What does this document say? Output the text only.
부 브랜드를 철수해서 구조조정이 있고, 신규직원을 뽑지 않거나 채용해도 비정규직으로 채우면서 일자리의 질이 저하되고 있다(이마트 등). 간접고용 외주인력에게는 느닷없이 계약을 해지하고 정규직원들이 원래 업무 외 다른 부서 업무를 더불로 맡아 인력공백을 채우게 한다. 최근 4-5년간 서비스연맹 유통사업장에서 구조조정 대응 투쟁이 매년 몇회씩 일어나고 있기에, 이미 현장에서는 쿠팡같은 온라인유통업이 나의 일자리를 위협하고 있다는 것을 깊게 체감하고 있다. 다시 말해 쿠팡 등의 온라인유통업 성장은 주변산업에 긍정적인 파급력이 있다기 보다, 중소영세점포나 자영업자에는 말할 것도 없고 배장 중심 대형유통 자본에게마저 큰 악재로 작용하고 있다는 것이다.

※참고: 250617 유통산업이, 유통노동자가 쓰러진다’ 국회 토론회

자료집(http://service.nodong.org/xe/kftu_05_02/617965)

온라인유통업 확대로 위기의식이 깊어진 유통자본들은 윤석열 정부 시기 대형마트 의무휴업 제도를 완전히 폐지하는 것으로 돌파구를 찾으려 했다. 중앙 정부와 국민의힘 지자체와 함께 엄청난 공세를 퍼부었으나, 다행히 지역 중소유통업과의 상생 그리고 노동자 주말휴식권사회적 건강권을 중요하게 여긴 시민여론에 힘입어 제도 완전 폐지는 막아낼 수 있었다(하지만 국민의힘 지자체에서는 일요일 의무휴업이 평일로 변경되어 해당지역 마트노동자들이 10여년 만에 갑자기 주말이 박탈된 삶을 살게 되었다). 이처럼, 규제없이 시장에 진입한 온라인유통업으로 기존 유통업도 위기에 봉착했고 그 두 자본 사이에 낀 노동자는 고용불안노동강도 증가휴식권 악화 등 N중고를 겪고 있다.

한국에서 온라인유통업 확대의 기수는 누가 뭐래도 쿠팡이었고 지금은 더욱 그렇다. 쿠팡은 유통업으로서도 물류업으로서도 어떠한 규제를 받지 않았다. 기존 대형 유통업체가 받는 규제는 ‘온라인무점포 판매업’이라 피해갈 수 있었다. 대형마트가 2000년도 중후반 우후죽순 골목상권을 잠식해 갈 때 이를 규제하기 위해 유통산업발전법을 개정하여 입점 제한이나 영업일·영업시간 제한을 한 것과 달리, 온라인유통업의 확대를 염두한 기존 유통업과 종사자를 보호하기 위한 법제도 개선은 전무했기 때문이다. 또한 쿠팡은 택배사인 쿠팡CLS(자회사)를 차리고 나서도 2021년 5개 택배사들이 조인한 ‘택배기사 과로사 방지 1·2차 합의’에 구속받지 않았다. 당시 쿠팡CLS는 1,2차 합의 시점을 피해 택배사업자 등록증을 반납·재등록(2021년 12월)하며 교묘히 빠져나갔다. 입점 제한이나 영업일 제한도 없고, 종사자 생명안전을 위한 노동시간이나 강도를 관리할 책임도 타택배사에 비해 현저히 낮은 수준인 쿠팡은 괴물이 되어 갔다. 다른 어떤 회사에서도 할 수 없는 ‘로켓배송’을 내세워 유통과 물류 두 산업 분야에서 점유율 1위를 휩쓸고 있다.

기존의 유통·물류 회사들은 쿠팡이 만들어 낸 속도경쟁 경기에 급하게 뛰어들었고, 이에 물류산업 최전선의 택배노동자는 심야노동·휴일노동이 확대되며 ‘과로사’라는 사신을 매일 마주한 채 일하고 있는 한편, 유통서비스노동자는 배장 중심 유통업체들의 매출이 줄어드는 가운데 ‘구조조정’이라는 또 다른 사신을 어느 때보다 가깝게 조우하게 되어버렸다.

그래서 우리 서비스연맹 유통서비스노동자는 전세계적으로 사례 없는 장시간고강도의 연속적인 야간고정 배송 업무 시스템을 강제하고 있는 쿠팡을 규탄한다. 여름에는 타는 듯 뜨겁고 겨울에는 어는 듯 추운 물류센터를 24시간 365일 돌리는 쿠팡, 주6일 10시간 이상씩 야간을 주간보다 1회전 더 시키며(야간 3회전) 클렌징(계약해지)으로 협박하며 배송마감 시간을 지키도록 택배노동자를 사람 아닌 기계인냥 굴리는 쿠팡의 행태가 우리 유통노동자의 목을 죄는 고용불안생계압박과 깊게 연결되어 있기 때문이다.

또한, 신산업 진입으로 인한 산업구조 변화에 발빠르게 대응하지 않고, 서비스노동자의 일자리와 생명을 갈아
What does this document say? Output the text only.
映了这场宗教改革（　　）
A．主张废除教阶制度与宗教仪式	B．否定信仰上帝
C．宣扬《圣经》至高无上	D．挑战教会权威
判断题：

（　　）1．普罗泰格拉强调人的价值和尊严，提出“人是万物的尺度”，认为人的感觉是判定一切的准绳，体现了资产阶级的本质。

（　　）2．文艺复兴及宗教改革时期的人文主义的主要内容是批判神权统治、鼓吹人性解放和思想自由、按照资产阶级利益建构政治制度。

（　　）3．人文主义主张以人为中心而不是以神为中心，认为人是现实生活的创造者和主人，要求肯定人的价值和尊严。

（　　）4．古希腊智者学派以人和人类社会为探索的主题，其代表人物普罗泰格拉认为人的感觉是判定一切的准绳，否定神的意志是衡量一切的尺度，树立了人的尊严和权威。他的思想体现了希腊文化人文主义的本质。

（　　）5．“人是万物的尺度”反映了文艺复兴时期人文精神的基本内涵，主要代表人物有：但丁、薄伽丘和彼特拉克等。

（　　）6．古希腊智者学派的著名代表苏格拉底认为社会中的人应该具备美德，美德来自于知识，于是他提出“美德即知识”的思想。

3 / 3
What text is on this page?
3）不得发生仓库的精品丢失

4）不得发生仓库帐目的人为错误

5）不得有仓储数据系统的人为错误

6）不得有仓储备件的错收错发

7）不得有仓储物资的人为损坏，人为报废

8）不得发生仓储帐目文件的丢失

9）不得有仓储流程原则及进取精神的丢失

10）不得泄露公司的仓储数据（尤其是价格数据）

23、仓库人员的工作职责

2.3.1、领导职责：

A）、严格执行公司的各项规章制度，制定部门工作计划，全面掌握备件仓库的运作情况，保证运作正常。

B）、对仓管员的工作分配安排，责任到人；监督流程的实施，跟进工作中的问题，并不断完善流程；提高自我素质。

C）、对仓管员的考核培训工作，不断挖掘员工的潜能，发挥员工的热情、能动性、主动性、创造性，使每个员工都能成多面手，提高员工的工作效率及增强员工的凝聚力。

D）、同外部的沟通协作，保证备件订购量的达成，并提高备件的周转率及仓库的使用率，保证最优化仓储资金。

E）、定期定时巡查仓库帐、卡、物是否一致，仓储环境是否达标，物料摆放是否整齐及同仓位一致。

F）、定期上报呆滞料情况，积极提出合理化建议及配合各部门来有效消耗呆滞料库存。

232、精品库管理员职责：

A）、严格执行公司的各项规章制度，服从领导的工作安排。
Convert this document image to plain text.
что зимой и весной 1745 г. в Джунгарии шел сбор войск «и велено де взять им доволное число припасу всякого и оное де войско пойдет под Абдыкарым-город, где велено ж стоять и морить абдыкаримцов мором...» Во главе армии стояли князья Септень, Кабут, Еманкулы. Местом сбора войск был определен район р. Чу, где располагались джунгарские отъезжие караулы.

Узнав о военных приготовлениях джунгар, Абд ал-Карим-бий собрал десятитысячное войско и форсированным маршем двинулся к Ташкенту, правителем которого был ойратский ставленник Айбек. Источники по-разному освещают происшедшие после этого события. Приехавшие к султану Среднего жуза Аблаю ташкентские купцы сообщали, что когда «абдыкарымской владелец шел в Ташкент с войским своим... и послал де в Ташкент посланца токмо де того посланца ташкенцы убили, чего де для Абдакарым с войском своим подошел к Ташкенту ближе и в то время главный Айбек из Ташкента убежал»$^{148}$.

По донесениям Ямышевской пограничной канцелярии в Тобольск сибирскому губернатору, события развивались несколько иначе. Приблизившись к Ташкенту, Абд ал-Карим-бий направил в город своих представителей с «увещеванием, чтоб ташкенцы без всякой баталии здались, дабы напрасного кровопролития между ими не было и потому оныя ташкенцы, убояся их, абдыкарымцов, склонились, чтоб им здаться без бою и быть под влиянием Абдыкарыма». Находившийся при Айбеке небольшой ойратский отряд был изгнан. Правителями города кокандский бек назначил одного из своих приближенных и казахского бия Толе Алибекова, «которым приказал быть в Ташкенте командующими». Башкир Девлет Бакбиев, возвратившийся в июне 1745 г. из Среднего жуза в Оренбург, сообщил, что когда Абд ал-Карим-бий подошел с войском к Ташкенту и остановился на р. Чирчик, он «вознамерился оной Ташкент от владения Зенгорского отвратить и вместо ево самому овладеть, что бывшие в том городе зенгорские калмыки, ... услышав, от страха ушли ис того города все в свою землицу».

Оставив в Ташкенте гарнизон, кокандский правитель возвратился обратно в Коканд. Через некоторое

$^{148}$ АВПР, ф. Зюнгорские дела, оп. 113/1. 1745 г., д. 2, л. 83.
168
========
* **Problem statement**
Find the word "严格执行公司的各项规章制度" in the entries, and copy every line it shows up in.

* **Output below**
A）、严格执行公司的各项规章制度，制定部门工作计划，全面掌握备件仓库的运作情况，保证运作正常。
A）、严格执行公司的各项规章制度，服从领导的工作安排。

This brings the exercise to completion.